- _WHAT THE EXERCISE ASKS_: Reproduce the lines in the records from the line with "y-tick-label: 2000000 (7, 257, 63, 274)" up to and including the line with "data-label: 816 700 (246, 272, 302, 292)".

- _EXTRACTED INFORMATION_:
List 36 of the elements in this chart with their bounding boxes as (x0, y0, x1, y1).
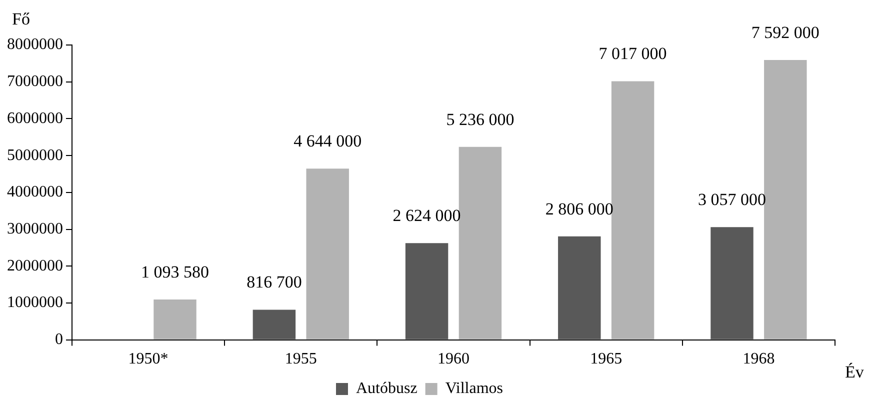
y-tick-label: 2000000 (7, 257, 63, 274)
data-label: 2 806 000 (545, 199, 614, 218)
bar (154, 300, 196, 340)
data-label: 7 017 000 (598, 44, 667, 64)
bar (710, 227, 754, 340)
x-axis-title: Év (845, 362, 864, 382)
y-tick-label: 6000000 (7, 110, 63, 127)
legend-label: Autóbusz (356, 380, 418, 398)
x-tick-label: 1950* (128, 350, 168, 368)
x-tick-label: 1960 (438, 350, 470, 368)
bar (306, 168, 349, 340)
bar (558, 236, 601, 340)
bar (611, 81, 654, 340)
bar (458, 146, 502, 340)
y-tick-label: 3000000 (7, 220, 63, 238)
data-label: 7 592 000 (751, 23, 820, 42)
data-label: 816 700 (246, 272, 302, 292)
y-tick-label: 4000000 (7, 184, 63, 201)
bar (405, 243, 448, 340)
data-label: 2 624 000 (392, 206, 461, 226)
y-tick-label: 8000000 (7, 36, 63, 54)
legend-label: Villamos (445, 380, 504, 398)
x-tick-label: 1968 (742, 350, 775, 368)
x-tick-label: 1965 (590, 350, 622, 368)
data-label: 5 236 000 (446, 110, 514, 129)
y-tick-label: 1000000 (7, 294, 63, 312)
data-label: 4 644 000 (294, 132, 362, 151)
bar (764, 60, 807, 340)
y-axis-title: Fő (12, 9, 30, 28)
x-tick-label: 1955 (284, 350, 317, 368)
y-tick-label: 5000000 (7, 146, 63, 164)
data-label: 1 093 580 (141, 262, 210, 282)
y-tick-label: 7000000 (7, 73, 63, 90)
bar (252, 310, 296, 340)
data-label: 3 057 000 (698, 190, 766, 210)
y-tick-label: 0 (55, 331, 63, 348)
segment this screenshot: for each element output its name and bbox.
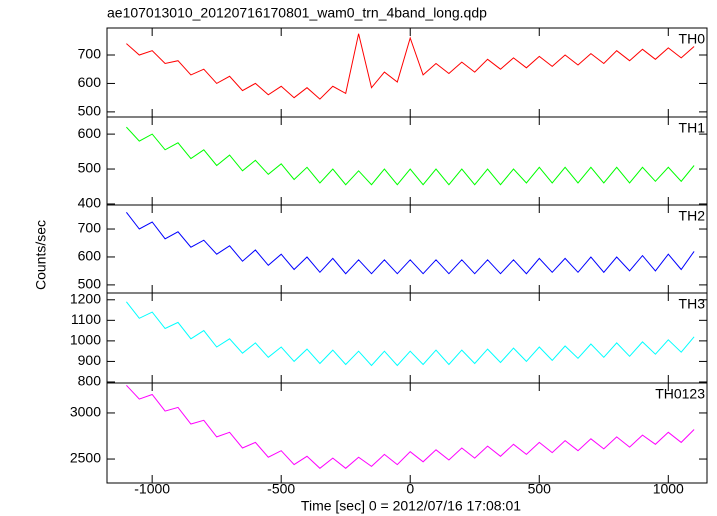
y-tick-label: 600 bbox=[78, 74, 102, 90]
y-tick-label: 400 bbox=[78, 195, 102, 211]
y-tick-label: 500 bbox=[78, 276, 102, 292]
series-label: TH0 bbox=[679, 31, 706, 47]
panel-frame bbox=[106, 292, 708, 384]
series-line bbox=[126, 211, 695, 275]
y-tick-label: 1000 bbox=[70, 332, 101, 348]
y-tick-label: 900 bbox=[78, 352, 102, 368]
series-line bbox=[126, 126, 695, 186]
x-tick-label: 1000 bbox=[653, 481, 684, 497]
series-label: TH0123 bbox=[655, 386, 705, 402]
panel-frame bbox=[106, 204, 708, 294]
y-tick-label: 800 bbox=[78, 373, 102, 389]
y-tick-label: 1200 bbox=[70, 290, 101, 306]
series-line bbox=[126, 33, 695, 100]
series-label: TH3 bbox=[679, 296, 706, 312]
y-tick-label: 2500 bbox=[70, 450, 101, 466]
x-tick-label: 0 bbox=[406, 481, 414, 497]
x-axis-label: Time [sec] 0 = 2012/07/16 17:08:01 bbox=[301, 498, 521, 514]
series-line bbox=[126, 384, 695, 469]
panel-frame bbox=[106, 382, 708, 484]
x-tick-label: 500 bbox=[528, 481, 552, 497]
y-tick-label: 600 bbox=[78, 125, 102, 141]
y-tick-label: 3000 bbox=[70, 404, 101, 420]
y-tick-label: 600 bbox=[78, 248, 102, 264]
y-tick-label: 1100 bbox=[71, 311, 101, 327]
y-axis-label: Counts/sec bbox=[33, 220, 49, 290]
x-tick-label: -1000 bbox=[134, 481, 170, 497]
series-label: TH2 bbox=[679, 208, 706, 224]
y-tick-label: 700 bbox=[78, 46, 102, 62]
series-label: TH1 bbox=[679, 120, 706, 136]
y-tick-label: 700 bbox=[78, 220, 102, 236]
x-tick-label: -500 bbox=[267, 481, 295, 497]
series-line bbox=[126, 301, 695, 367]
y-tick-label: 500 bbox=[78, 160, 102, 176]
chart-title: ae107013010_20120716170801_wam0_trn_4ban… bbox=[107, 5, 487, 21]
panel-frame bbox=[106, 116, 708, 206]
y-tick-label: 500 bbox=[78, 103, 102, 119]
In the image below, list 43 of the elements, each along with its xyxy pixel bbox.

- _THE RESPONSE_:
y-tick-label: 2000000 (7, 257, 63, 274)
data-label: 2 806 000 (545, 199, 614, 218)
bar (154, 300, 196, 340)
data-label: 7 017 000 (598, 44, 667, 64)
bar (710, 227, 754, 340)
x-axis-title: Év (845, 362, 864, 382)
y-tick-label: 6000000 (7, 110, 63, 127)
legend-label: Autóbusz (356, 380, 418, 398)
x-tick-label: 1950* (128, 350, 168, 368)
x-tick-label: 1960 (438, 350, 470, 368)
bar (306, 168, 349, 340)
bar (558, 236, 601, 340)
bar (611, 81, 654, 340)
bar (458, 146, 502, 340)
y-tick-label: 3000000 (7, 220, 63, 238)
data-label: 7 592 000 (751, 23, 820, 42)
data-label: 816 700 (246, 272, 302, 292)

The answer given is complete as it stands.